Input rows:
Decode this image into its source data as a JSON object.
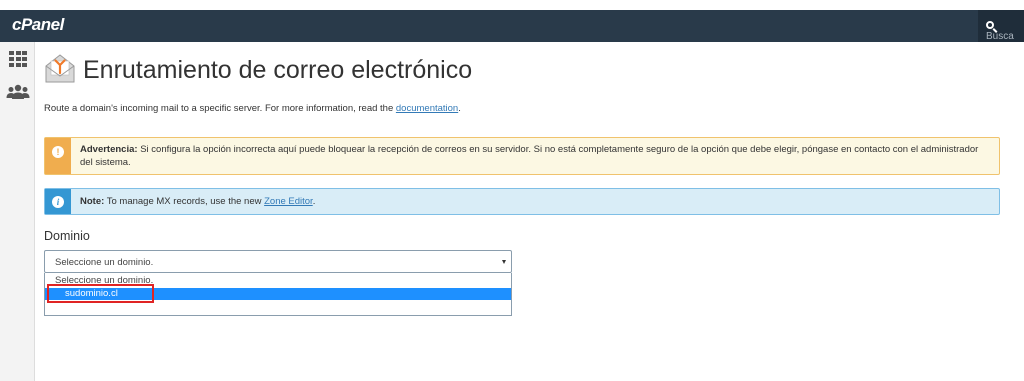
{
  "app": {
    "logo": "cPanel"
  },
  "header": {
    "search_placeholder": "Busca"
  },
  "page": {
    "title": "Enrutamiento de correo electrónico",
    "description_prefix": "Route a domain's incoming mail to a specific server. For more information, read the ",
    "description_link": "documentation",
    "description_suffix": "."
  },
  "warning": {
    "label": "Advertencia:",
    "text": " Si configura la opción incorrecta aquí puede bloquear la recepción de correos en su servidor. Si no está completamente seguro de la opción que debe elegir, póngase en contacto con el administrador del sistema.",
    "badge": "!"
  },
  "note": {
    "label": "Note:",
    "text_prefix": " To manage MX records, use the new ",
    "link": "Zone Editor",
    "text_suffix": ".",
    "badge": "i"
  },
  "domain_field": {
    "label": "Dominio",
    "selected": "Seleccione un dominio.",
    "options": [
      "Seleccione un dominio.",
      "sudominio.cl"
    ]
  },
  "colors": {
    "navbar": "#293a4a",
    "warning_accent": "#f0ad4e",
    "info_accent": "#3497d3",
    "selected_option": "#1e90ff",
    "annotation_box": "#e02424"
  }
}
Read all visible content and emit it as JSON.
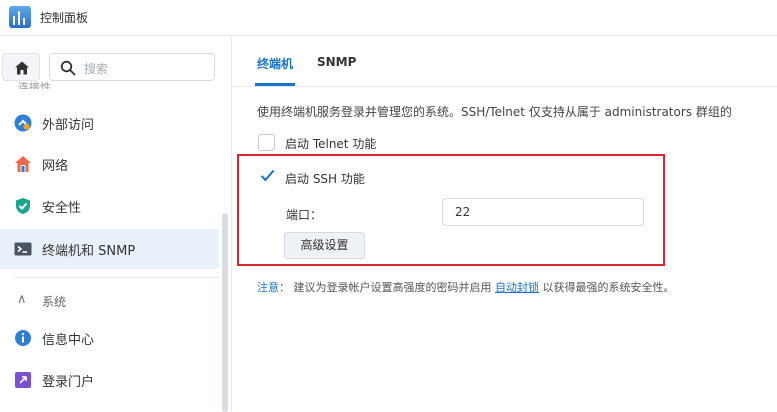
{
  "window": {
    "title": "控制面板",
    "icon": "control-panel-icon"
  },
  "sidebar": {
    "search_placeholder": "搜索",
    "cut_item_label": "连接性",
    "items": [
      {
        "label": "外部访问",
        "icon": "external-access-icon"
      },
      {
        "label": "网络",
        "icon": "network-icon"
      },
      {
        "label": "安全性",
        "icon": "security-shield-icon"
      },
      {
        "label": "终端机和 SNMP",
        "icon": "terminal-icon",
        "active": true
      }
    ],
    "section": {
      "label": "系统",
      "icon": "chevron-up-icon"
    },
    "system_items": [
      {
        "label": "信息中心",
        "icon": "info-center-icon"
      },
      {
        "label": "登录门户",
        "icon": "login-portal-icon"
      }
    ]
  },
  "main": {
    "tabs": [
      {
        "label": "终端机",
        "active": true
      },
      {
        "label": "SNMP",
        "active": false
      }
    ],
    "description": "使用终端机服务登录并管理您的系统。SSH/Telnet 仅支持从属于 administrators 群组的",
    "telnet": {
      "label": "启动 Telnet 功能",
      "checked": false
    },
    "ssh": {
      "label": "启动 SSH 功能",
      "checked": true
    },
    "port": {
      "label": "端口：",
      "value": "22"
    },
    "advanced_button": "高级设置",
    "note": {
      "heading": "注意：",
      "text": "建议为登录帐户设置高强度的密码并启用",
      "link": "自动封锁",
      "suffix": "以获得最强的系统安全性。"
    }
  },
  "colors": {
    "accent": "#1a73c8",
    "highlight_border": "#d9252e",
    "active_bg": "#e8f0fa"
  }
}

Work to complete:
Work through the listing above and report how many lines include the string "Seleccione", with no other text.

Written answer:
2